- **Stated goal**
Lines holding the string "德里Delhi" are the ones to copy; find them all in the data.

(Items from a data source)
____________________

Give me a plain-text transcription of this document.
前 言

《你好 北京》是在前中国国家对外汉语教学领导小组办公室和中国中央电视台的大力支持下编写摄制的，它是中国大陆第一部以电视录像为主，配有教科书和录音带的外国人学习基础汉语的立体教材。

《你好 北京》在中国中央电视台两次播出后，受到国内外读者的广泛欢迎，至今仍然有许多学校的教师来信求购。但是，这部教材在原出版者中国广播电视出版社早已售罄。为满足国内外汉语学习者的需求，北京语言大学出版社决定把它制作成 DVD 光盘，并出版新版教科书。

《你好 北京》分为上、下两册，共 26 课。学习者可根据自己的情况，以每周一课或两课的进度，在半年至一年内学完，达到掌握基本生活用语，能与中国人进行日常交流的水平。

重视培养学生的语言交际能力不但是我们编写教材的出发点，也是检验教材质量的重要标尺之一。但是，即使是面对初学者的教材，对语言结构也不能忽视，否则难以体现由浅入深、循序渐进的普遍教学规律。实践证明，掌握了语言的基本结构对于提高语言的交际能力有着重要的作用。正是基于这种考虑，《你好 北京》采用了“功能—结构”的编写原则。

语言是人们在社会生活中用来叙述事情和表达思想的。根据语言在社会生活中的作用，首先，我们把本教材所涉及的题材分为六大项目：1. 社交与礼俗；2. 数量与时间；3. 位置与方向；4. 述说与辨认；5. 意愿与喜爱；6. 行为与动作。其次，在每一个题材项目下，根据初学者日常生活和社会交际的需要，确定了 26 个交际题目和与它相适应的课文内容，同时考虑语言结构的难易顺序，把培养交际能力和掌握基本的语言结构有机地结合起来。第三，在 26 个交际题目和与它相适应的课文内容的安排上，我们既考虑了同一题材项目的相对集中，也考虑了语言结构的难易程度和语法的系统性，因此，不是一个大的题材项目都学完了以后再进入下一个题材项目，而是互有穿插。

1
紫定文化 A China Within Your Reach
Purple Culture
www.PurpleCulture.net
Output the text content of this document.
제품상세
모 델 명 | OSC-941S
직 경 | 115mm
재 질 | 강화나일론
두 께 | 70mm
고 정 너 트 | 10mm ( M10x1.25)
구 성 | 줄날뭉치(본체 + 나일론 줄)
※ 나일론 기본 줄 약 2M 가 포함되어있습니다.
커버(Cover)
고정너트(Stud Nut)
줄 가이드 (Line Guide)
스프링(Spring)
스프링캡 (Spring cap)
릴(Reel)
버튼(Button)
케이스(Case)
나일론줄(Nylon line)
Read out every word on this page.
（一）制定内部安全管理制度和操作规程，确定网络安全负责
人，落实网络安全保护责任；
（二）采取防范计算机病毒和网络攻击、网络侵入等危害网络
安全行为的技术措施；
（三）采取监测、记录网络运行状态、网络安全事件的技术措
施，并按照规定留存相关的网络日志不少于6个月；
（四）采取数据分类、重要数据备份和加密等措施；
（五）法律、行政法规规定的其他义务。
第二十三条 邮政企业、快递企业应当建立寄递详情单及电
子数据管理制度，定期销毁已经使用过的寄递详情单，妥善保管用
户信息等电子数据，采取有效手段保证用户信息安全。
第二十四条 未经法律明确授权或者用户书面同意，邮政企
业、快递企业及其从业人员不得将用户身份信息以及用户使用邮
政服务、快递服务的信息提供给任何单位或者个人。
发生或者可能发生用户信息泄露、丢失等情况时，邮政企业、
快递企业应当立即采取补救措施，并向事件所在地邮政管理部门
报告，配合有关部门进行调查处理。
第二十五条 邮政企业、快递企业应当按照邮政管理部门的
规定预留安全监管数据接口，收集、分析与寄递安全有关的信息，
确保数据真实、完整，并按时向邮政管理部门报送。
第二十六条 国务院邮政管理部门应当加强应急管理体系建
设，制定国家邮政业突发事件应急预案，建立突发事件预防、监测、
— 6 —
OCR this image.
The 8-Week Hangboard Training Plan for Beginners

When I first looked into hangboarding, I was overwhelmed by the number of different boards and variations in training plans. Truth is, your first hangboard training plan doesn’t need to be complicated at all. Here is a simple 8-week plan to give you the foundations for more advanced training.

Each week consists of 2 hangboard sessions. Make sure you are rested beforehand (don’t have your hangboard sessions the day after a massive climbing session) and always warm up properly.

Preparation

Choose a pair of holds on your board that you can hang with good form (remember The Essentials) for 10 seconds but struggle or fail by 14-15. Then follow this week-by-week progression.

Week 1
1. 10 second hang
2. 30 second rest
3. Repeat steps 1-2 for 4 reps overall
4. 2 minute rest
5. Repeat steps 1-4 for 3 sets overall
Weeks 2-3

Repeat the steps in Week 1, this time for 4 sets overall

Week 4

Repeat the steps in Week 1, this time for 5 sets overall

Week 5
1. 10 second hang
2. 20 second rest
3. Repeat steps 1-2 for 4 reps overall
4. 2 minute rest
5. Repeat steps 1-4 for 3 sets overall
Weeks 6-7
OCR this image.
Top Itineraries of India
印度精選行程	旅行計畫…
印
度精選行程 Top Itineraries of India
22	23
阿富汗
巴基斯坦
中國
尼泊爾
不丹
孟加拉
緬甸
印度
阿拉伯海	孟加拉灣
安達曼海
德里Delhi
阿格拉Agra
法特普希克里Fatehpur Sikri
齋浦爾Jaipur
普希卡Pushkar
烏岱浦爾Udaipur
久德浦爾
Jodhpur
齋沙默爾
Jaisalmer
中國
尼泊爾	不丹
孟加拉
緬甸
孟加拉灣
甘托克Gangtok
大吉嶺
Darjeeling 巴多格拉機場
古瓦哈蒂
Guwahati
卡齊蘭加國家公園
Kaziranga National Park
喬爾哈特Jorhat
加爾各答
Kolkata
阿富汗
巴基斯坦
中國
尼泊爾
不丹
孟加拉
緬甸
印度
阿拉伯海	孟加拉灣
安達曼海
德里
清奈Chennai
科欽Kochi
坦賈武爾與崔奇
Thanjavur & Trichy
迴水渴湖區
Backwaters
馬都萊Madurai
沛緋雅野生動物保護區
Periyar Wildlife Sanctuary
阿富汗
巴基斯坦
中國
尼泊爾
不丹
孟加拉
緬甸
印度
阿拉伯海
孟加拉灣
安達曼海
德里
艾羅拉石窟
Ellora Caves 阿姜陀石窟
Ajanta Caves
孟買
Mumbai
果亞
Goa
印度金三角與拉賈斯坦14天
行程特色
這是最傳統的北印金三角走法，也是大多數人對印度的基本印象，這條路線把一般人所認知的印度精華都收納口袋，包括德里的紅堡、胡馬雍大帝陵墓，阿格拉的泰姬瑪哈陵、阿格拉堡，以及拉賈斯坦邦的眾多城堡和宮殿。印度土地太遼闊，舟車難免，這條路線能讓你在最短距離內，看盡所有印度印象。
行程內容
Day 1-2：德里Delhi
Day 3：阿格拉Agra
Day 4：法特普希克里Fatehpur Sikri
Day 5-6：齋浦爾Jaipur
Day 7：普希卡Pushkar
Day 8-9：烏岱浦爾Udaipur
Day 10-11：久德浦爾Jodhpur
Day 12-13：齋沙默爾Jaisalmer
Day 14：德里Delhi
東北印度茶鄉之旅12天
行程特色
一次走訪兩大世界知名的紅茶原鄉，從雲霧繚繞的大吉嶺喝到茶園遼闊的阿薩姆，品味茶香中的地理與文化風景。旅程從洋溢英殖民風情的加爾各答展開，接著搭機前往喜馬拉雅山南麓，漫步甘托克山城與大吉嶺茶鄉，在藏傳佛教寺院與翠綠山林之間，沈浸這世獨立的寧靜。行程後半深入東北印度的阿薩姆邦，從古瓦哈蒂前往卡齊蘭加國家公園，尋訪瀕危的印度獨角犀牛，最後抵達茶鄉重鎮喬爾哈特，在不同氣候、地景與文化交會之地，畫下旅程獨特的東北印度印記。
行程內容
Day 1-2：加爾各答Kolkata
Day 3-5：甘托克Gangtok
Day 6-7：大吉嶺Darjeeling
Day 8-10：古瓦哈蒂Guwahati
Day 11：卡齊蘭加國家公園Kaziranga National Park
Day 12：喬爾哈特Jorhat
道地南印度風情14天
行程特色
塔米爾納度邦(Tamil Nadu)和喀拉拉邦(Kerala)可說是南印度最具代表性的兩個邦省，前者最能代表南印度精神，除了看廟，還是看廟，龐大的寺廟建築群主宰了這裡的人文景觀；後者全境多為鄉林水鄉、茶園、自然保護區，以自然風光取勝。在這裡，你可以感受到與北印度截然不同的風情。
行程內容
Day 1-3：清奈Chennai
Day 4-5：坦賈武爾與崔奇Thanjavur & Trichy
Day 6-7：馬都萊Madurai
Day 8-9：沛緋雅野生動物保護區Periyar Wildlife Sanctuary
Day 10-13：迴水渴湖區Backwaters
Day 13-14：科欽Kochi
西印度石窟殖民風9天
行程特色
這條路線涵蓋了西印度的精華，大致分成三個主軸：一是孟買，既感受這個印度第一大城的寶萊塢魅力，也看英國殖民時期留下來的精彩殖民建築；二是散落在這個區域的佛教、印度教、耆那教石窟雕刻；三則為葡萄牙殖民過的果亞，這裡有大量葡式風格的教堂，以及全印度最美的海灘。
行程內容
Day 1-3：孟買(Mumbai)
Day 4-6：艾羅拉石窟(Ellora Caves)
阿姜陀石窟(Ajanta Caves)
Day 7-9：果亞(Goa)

____________________

- **Exercise solution**
德里Delhi
Day 1-2：德里Delhi
Day 14：德里Delhi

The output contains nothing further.